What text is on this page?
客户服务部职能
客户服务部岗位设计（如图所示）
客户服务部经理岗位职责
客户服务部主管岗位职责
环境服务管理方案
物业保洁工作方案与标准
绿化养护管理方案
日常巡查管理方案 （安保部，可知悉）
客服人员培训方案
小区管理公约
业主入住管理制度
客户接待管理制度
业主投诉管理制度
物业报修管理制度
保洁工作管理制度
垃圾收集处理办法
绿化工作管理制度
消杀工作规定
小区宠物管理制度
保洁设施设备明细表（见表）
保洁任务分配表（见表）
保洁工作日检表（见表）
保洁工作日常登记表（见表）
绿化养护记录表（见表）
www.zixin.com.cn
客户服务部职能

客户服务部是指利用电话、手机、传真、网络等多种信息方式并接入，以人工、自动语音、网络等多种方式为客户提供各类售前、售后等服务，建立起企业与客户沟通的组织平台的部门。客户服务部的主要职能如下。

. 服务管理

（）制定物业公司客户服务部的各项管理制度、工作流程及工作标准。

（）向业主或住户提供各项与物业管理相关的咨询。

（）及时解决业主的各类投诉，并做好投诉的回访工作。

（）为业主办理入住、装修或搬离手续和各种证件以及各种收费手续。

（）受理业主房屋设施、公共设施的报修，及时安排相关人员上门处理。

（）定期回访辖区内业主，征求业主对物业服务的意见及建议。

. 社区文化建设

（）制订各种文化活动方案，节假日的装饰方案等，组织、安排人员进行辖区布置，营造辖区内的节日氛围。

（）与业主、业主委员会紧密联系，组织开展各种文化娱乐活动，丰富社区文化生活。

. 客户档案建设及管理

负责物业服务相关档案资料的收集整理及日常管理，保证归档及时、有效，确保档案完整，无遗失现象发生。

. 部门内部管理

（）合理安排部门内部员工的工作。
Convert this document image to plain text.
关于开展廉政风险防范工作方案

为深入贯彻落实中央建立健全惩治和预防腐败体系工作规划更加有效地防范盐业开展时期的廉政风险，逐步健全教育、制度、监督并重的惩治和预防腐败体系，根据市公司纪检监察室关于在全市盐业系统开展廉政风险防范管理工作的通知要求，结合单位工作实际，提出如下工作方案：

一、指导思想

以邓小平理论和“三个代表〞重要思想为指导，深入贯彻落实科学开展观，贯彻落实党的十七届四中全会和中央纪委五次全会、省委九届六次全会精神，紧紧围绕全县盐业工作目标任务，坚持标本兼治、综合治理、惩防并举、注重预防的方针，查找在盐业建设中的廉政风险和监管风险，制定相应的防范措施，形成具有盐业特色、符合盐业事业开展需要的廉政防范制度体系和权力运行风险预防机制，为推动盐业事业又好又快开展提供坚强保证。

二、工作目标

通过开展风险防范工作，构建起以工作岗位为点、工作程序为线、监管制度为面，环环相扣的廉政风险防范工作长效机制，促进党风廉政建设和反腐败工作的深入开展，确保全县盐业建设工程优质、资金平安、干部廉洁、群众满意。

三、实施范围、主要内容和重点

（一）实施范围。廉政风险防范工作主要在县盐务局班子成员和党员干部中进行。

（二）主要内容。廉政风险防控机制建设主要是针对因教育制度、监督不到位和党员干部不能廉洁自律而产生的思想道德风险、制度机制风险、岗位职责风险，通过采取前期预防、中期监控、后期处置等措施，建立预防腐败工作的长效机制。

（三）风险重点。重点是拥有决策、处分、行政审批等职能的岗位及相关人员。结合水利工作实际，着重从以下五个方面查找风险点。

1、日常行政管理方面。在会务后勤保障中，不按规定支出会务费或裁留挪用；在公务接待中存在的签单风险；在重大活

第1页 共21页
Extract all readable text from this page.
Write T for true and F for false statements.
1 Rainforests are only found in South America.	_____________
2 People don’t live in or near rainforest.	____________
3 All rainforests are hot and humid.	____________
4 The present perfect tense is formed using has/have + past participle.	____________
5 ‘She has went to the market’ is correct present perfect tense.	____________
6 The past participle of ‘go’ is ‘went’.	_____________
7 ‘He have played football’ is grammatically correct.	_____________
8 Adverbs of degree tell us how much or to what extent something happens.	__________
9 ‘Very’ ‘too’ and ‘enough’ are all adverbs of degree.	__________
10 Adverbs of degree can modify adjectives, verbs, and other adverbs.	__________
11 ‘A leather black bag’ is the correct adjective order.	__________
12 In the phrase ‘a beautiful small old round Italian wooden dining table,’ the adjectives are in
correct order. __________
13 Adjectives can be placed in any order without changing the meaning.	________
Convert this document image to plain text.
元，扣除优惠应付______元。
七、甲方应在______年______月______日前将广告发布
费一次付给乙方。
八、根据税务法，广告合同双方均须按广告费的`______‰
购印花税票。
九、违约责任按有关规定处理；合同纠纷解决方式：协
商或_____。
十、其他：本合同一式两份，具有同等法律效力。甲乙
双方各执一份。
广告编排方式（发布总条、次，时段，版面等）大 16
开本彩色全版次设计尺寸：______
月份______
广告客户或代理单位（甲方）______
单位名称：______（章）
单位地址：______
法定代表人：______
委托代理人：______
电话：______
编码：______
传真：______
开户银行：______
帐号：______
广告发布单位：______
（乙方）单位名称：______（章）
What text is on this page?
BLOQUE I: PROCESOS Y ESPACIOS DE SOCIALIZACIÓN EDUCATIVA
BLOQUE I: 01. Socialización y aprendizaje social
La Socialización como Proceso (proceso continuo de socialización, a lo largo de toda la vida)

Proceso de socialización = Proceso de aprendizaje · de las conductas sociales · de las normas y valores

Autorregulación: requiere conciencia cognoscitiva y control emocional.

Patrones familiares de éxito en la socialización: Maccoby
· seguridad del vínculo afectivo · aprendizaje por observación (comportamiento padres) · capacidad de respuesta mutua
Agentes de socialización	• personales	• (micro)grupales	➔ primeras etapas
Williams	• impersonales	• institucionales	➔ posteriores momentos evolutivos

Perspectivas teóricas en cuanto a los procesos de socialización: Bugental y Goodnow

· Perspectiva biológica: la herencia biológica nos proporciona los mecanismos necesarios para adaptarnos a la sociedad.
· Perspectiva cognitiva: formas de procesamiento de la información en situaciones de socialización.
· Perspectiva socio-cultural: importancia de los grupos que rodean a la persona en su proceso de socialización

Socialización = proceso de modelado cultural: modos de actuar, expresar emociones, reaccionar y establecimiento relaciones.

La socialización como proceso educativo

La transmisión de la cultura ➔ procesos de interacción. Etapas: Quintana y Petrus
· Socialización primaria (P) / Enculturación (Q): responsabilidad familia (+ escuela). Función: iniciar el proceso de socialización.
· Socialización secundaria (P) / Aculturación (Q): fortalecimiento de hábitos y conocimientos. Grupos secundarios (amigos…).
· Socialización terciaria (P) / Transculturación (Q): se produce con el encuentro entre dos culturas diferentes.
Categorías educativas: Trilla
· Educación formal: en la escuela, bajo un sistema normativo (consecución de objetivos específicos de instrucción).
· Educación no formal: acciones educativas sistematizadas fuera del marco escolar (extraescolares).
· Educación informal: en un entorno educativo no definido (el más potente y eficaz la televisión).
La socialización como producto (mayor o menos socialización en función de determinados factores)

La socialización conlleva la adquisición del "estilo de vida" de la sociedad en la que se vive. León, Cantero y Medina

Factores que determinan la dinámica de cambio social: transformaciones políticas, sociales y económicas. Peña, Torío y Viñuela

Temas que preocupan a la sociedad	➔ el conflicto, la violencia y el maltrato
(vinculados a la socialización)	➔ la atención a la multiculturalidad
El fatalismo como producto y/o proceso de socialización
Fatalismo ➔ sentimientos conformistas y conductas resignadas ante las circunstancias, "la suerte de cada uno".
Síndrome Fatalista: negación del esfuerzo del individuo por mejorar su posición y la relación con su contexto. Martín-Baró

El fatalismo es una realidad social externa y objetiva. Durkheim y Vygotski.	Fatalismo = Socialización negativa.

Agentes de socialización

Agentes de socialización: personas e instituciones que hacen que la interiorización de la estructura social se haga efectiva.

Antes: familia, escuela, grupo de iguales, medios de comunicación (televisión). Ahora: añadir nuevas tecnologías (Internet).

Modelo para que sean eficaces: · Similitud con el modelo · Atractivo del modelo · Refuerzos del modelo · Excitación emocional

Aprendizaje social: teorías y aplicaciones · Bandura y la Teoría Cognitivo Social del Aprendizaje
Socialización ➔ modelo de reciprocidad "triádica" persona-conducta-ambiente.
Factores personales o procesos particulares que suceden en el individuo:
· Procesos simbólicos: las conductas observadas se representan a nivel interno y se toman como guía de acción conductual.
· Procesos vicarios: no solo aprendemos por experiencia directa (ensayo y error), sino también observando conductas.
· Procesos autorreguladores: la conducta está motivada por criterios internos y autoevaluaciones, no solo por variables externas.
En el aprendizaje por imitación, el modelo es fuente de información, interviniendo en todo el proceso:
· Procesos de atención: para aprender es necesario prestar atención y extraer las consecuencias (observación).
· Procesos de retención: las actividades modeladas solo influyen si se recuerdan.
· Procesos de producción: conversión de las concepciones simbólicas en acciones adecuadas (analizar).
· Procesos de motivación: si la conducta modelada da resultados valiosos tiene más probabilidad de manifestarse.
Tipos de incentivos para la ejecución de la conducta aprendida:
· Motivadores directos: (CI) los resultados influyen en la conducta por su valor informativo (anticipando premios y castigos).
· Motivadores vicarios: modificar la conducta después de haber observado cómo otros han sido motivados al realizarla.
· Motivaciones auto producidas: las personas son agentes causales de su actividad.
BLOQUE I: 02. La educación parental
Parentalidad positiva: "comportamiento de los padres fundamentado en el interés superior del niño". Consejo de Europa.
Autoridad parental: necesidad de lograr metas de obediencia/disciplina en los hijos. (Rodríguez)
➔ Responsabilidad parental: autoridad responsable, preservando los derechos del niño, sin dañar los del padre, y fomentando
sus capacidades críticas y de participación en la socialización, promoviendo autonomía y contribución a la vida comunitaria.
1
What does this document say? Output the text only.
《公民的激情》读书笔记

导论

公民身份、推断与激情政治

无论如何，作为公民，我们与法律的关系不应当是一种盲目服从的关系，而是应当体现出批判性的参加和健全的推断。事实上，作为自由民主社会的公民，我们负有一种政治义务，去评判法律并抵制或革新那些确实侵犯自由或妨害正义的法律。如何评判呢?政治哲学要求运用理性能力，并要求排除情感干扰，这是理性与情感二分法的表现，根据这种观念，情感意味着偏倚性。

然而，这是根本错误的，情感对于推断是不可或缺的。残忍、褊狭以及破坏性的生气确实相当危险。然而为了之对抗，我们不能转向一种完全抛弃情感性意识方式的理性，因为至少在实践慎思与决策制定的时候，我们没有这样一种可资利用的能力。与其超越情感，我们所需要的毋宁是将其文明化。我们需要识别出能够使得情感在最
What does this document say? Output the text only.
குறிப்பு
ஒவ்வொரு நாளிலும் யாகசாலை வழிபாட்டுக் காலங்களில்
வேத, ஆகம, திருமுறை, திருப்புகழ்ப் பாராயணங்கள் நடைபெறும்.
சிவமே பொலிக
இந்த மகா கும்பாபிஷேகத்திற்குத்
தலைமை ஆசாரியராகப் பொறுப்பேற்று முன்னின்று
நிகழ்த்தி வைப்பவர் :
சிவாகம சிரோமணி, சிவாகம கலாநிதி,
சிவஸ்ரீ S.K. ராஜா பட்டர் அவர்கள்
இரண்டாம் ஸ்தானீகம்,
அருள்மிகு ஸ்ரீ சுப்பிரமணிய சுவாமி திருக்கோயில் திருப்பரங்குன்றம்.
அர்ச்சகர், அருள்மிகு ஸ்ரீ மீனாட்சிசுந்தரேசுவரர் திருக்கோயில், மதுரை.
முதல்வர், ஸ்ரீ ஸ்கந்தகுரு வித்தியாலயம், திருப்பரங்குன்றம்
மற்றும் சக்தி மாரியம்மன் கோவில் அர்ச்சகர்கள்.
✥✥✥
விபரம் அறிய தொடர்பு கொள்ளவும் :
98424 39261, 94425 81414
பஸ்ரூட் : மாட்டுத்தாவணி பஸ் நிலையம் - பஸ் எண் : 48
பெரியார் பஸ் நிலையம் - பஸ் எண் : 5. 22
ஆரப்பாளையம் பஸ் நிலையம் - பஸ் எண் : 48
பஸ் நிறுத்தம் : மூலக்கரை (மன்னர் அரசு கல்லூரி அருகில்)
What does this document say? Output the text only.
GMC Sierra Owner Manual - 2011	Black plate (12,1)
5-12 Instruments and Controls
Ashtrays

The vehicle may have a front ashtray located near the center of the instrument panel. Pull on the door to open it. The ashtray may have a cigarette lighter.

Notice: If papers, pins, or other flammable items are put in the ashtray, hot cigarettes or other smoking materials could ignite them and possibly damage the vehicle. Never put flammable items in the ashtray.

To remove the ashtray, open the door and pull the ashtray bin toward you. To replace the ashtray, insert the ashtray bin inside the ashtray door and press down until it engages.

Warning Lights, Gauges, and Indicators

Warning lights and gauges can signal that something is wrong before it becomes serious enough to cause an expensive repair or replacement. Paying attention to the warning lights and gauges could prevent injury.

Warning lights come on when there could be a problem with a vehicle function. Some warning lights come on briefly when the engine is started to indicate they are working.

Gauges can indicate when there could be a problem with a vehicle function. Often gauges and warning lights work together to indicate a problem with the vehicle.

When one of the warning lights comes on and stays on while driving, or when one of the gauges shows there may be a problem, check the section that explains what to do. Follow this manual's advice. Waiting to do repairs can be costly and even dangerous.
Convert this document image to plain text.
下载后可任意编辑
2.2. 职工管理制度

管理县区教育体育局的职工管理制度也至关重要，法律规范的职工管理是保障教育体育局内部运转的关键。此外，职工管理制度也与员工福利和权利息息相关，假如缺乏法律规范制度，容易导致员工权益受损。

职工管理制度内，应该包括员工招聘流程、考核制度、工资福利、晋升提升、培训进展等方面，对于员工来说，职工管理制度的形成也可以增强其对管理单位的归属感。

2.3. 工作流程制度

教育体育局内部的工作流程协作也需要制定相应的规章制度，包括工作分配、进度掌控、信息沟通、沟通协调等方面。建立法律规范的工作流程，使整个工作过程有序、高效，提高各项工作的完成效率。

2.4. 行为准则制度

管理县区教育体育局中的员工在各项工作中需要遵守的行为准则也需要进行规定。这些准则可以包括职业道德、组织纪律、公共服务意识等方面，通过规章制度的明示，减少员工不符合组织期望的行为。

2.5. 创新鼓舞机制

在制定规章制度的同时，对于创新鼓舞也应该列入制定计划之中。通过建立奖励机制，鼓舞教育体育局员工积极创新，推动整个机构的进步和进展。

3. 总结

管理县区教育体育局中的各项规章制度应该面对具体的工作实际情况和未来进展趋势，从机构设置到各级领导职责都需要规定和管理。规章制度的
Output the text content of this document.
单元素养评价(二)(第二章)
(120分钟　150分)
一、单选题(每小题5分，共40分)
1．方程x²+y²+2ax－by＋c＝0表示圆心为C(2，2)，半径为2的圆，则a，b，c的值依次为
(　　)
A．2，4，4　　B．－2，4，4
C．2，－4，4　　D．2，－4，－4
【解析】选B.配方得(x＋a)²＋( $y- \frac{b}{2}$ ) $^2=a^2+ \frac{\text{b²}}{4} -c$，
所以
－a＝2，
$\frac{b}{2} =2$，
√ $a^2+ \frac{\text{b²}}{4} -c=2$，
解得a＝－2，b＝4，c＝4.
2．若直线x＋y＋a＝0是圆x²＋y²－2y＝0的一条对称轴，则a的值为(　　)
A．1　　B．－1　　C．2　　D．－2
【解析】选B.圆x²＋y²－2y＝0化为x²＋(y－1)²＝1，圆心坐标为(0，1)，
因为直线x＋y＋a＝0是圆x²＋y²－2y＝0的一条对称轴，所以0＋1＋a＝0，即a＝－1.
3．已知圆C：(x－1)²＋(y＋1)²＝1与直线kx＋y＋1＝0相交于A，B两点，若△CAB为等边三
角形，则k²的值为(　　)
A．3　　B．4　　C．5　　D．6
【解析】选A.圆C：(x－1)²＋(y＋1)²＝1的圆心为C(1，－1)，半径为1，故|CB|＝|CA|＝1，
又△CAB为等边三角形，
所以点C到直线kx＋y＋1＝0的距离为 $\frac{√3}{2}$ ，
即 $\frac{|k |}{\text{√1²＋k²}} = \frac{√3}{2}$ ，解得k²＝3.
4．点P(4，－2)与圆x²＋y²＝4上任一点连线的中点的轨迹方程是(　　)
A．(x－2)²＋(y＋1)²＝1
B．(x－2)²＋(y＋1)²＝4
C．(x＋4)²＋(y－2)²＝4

PROMPT: Report the number of lines in the entries above that include the string "escuela". Give nothing but the number.

IN RESPONSE: 3